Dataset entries
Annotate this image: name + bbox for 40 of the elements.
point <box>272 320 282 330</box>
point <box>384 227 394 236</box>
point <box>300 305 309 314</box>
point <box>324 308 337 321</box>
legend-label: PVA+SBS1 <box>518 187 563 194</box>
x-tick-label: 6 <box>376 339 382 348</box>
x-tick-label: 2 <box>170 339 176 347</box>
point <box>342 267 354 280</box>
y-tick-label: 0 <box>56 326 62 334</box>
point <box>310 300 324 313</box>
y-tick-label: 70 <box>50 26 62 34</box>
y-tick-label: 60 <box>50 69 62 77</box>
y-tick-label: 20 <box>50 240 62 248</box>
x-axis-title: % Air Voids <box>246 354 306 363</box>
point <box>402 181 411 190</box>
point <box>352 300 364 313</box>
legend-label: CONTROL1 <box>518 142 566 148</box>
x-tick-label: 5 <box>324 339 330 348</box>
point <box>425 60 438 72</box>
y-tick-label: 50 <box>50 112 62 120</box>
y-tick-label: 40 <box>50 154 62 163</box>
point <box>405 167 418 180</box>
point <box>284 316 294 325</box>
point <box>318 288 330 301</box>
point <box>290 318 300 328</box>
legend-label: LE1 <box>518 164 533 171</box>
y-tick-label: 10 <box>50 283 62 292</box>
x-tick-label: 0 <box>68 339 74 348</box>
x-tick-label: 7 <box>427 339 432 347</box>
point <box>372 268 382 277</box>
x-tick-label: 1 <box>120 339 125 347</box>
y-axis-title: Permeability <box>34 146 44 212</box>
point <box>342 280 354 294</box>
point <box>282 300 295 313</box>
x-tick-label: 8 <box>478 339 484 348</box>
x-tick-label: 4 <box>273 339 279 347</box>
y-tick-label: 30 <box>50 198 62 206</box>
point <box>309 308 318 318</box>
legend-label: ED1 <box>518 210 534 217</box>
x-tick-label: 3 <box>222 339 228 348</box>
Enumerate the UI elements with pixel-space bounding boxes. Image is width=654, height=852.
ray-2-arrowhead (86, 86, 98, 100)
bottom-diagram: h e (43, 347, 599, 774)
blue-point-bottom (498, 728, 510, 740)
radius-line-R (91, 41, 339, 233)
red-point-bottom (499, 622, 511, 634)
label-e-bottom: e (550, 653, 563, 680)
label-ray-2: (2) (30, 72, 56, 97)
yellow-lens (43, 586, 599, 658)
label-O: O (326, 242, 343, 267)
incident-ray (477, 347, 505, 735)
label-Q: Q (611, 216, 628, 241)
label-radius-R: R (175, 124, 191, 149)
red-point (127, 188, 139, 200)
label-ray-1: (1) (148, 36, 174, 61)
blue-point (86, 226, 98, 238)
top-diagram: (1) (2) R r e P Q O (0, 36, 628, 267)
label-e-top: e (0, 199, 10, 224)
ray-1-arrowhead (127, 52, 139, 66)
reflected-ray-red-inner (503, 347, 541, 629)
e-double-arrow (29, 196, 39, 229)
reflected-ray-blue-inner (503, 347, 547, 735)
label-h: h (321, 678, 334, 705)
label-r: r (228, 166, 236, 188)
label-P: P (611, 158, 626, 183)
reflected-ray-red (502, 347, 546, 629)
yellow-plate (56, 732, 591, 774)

» BRIEF:
Could you write out every line of the items above exactly as they appear?

» EXERCISE ANSWER:
Annotate this image: name + bbox for 40 of the elements.
point <box>272 320 282 330</box>
point <box>384 227 394 236</box>
point <box>300 305 309 314</box>
point <box>324 308 337 321</box>
legend-label: PVA+SBS1 <box>518 187 563 194</box>
x-tick-label: 6 <box>376 339 382 348</box>
x-tick-label: 2 <box>170 339 176 347</box>
point <box>342 267 354 280</box>
y-tick-label: 0 <box>56 326 62 334</box>
point <box>310 300 324 313</box>
y-tick-label: 70 <box>50 26 62 34</box>
y-tick-label: 60 <box>50 69 62 77</box>
y-tick-label: 20 <box>50 240 62 248</box>
x-axis-title: % Air Voids <box>246 354 306 363</box>
point <box>402 181 411 190</box>
point <box>352 300 364 313</box>
legend-label: CONTROL1 <box>518 142 566 148</box>
x-tick-label: 5 <box>324 339 330 348</box>
point <box>425 60 438 72</box>
y-tick-label: 50 <box>50 112 62 120</box>
y-tick-label: 40 <box>50 154 62 163</box>
point <box>405 167 418 180</box>
point <box>284 316 294 325</box>
point <box>318 288 330 301</box>
point <box>290 318 300 328</box>
legend-label: LE1 <box>518 164 533 171</box>
y-tick-label: 10 <box>50 283 62 292</box>
x-tick-label: 0 <box>68 339 74 348</box>
x-tick-label: 7 <box>427 339 432 347</box>
point <box>372 268 382 277</box>
x-tick-label: 1 <box>120 339 125 347</box>
y-axis-title: Permeability <box>34 146 44 212</box>
point <box>342 280 354 294</box>
point <box>282 300 295 313</box>
x-tick-label: 8 <box>478 339 484 348</box>
x-tick-label: 4 <box>273 339 279 347</box>
y-tick-label: 30 <box>50 198 62 206</box>
point <box>309 308 318 318</box>
legend-label: ED1 <box>518 210 534 217</box>
x-tick-label: 3 <box>222 339 228 348</box>
Enumerate the UI elements with pixel-space bounding boxes. Image is width=654, height=852.
ray-2-arrowhead (86, 86, 98, 100)
bottom-diagram: h e (43, 347, 599, 774)
blue-point-bottom (498, 728, 510, 740)
radius-line-R (91, 41, 339, 233)
red-point-bottom (499, 622, 511, 634)
label-e-bottom: e (550, 653, 563, 680)
label-ray-2: (2) (30, 72, 56, 97)
yellow-lens (43, 586, 599, 658)
label-O: O (326, 242, 343, 267)
incident-ray (477, 347, 505, 735)
label-Q: Q (611, 216, 628, 241)
label-radius-R: R (175, 124, 191, 149)
red-point (127, 188, 139, 200)
label-ray-1: (1) (148, 36, 174, 61)
blue-point (86, 226, 98, 238)
top-diagram: (1) (2) R r e P Q O (0, 36, 628, 267)
label-e-top: e (0, 199, 10, 224)
ray-1-arrowhead (127, 52, 139, 66)
reflected-ray-red-inner (503, 347, 541, 629)
e-double-arrow (29, 196, 39, 229)
reflected-ray-blue-inner (503, 347, 547, 735)
label-h: h (321, 678, 334, 705)
label-r: r (228, 166, 236, 188)
label-P: P (611, 158, 626, 183)
reflected-ray-red (502, 347, 546, 629)
yellow-plate (56, 732, 591, 774)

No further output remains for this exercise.